- WHAT THE TASK REQUIRES:
Reproduce all of the material word for word.
-- START OF EXTRACTED INFORMATION --
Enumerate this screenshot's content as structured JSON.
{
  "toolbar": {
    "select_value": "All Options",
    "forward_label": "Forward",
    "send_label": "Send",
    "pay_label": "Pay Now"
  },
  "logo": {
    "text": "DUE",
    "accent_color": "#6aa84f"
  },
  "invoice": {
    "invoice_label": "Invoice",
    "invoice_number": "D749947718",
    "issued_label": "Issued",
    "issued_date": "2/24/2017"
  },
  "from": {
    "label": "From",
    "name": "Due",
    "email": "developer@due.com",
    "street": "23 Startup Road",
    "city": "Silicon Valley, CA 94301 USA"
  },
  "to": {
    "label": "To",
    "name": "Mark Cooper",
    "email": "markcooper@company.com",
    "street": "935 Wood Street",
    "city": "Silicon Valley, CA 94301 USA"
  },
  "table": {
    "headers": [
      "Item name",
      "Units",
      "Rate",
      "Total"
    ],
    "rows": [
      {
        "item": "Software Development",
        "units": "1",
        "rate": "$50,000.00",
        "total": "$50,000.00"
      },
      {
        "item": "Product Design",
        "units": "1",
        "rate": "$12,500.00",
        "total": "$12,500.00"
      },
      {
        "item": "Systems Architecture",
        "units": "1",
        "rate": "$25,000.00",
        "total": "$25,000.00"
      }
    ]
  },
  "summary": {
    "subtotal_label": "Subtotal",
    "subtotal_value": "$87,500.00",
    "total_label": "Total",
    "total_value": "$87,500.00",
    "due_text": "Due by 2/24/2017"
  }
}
-- END OF EXTRACTED INFORMATION --
- TASK RESPONSE:
Enumerate this screenshot's content as structured JSON.
{
  "toolbar": {
    "select_value": "All Options",
    "forward_label": "Forward",
    "send_label": "Send",
    "pay_label": "Pay Now"
  },
  "logo": {
    "text": "DUE",
    "accent_color": "#6aa84f"
  },
  "invoice": {
    "invoice_label": "Invoice",
    "invoice_number": "D749947718",
    "issued_label": "Issued",
    "issued_date": "2/24/2017"
  },
  "from": {
    "label": "From",
    "name": "Due",
    "email": "developer@due.com",
    "street": "23 Startup Road",
    "city": "Silicon Valley, CA 94301 USA"
  },
  "to": {
    "label": "To",
    "name": "Mark Cooper",
    "email": "markcooper@company.com",
    "street": "935 Wood Street",
    "city": "Silicon Valley, CA 94301 USA"
  },
  "table": {
    "headers": [
      "Item name",
      "Units",
      "Rate",
      "Total"
    ],
    "rows": [
      {
        "item": "Software Development",
        "units": "1",
        "rate": "$50,000.00",
        "total": "$50,000.00"
      },
      {
        "item": "Product Design",
        "units": "1",
        "rate": "$12,500.00",
        "total": "$12,500.00"
      },
      {
        "item": "Systems Architecture",
        "units": "1",
        "rate": "$25,000.00",
        "total": "$25,000.00"
      }
    ]
  },
  "summary": {
    "subtotal_label": "Subtotal",
    "subtotal_value": "$87,500.00",
    "total_label": "Total",
    "total_value": "$87,500.00",
    "due_text": "Due by 2/24/2017"
  }
}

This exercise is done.